Start of Information provided

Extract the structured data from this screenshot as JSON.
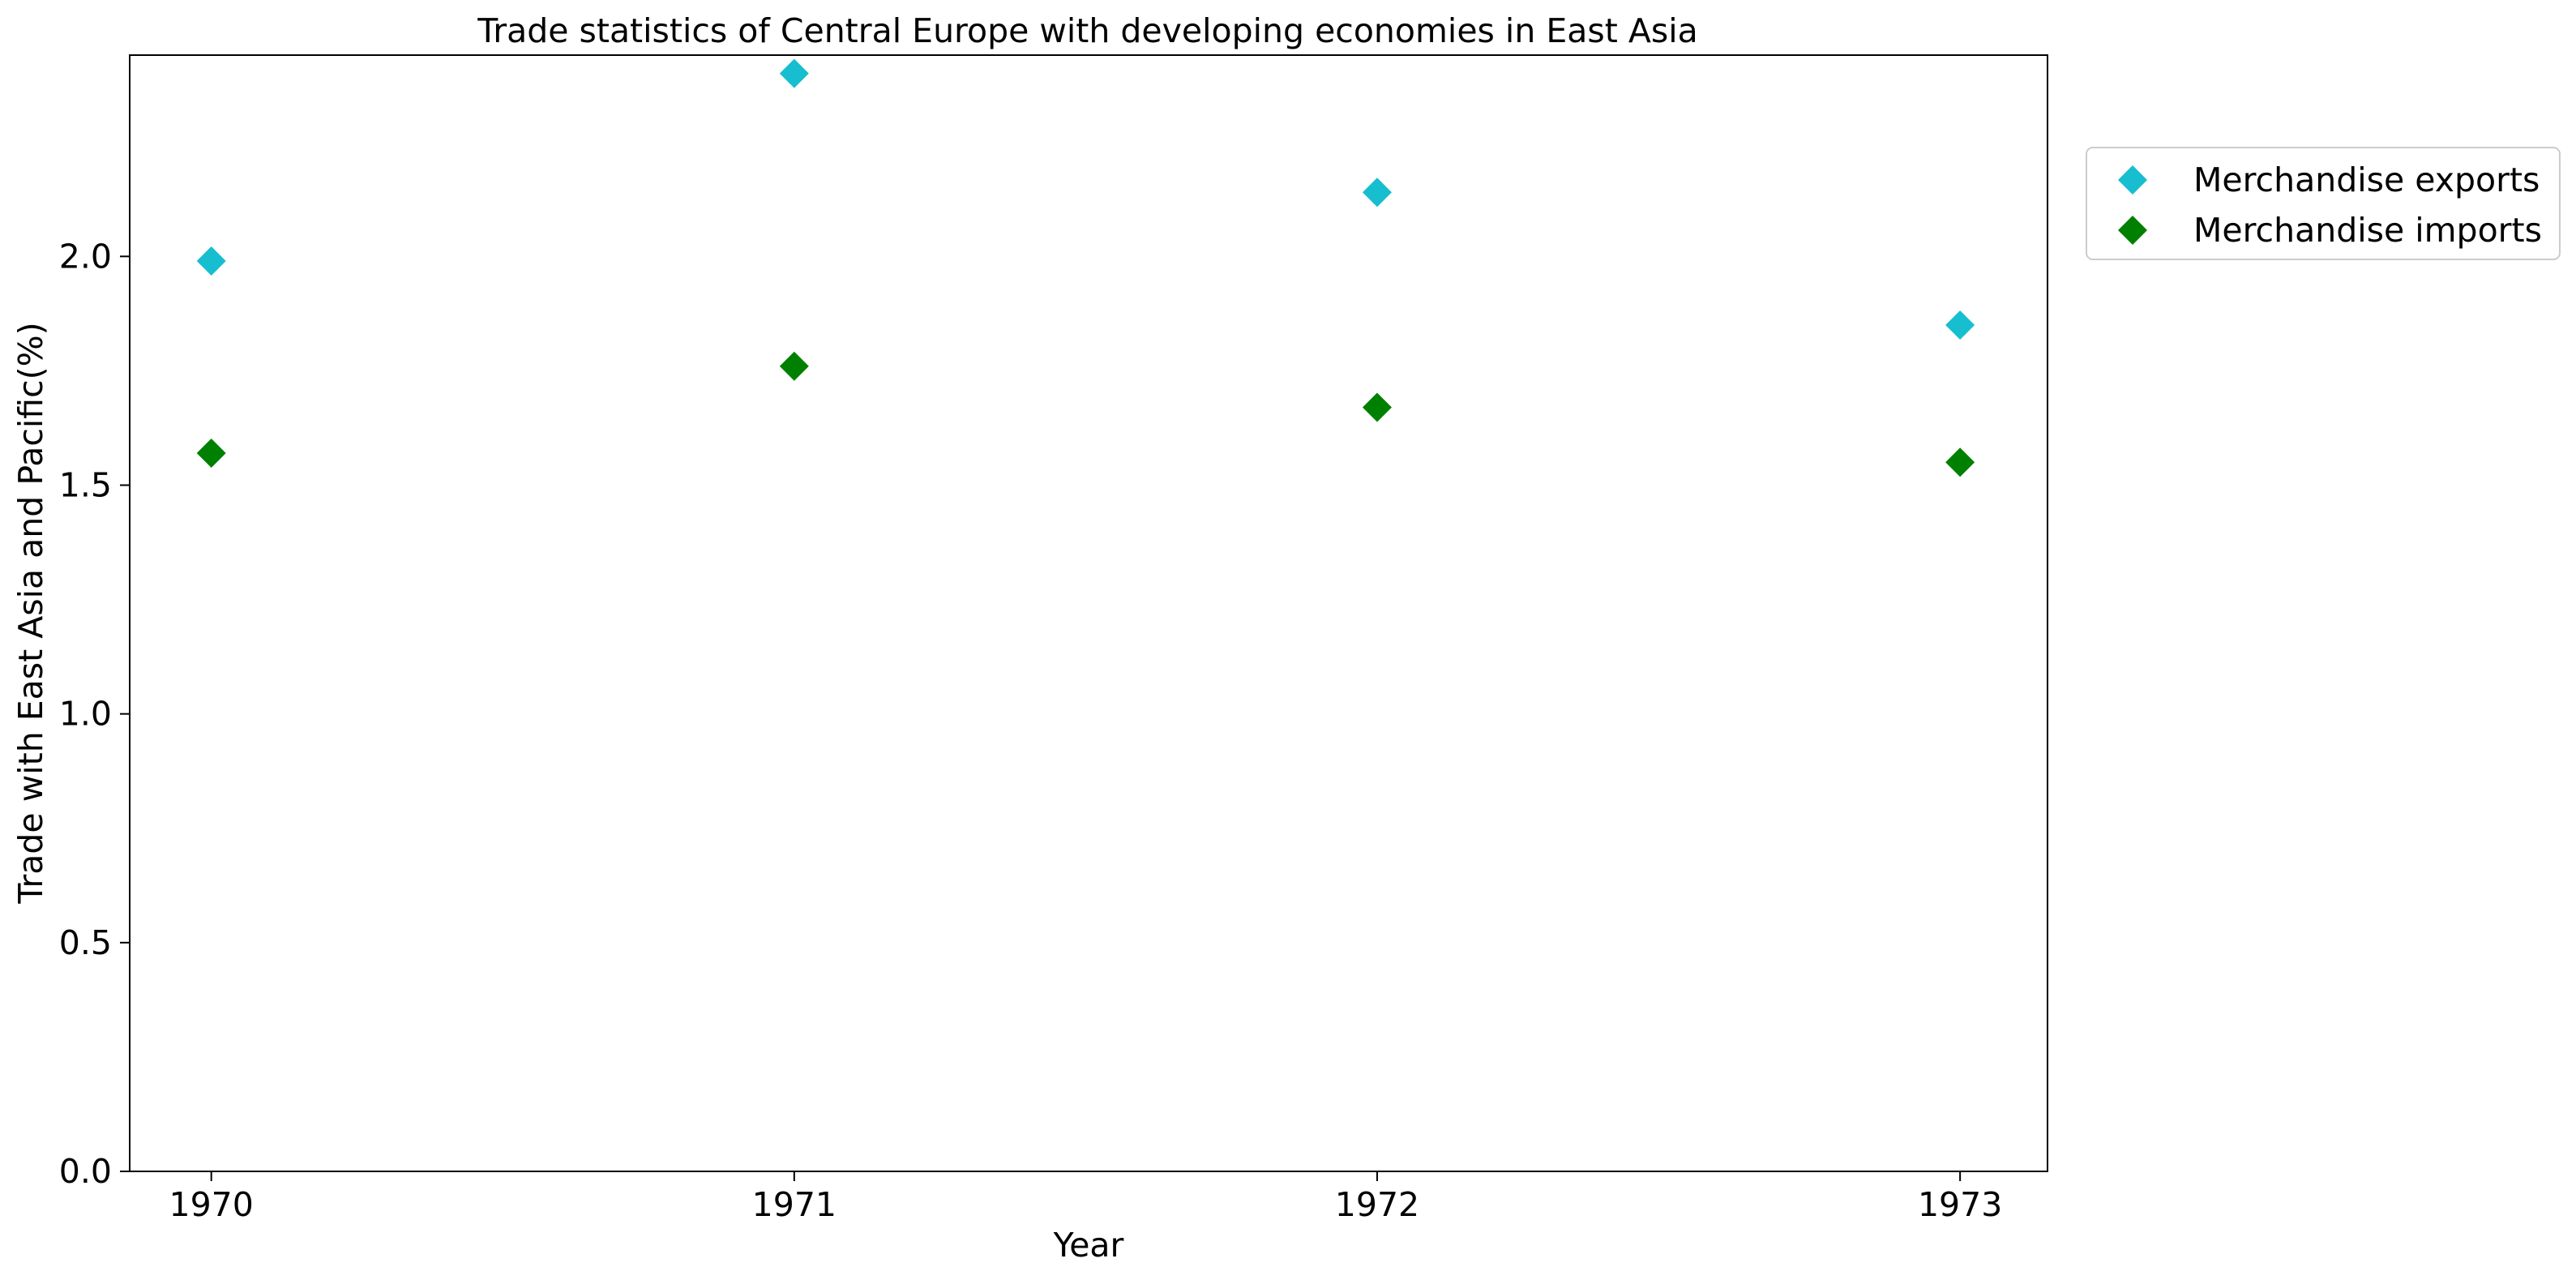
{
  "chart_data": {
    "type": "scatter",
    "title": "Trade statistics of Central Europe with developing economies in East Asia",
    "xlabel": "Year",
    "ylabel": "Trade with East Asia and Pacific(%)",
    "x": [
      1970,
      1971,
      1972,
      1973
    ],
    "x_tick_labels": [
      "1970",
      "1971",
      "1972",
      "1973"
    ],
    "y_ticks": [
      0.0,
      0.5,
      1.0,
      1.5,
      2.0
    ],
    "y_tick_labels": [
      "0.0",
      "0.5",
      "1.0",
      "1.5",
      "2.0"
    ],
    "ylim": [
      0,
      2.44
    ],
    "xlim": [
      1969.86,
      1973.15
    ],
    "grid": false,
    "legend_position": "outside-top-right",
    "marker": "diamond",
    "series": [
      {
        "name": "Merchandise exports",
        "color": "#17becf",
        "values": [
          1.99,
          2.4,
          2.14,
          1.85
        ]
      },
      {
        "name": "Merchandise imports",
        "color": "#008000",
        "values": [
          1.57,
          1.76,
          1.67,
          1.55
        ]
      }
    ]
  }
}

End of Information provided
Start of Information provided

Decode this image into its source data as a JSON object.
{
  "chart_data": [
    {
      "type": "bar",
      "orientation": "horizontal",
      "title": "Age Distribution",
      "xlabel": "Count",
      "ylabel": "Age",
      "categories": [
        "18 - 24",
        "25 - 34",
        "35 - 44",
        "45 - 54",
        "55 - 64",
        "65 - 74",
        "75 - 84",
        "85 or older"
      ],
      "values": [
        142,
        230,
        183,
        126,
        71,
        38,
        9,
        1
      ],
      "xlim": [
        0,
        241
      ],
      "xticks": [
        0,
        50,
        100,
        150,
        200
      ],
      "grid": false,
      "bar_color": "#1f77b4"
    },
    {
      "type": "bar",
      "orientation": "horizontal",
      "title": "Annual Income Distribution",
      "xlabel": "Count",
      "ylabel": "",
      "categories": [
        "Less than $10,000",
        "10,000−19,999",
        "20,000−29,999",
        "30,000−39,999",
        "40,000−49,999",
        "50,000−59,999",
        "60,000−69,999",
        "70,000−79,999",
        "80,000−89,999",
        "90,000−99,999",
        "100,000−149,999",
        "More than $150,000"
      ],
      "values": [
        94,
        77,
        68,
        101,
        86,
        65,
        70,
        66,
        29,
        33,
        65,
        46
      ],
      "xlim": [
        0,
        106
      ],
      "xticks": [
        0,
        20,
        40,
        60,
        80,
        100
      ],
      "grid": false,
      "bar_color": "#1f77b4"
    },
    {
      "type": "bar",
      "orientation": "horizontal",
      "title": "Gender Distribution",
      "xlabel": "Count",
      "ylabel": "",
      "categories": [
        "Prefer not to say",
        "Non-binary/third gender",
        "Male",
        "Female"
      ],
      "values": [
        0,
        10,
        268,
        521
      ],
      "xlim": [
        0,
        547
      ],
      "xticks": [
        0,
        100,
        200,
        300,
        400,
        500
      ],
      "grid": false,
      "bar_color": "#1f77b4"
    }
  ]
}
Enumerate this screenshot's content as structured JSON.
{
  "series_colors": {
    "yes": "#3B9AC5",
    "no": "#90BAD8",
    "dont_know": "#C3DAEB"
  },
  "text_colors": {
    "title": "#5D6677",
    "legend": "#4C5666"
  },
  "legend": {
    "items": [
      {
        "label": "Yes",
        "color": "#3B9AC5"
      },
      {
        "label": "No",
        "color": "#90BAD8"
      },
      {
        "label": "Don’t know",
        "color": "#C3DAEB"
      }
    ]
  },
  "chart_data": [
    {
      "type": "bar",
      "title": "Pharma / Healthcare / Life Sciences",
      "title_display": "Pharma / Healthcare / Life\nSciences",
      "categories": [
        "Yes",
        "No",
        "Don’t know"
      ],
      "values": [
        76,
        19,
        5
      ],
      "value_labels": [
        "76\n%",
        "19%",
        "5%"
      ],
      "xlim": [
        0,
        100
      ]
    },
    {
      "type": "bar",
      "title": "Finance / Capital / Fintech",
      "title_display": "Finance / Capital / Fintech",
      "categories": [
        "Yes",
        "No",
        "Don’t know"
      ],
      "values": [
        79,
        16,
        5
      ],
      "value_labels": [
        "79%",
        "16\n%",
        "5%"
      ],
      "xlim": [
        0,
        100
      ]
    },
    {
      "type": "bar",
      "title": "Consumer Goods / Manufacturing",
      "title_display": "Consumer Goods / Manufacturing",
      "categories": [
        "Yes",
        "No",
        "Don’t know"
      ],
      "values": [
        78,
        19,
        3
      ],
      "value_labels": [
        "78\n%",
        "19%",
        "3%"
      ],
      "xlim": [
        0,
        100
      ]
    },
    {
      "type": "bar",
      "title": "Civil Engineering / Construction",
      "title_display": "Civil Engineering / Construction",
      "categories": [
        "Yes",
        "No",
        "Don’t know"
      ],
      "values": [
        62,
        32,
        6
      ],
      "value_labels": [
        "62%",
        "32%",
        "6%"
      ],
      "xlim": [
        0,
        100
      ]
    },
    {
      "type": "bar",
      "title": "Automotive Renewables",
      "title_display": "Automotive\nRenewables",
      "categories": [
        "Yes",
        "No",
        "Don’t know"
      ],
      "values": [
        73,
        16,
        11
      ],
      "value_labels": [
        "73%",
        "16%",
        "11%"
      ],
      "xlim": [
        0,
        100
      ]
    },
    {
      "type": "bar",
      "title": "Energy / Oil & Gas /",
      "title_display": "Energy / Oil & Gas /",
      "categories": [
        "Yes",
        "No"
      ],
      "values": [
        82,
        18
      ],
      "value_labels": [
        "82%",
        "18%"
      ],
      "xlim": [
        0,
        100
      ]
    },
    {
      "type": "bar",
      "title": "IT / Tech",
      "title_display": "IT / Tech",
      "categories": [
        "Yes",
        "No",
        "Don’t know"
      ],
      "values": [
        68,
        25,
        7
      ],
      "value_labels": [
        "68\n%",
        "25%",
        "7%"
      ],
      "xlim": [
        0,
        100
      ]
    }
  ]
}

End of Information provided

● Required task:
Check each line of the entries above, and show every one holding the word "Trade".

● Final answer:
    "title": "Trade statistics of Central Europe with developing economies in East Asia",
    "ylabel": "Trade with East Asia and Pacific(%)",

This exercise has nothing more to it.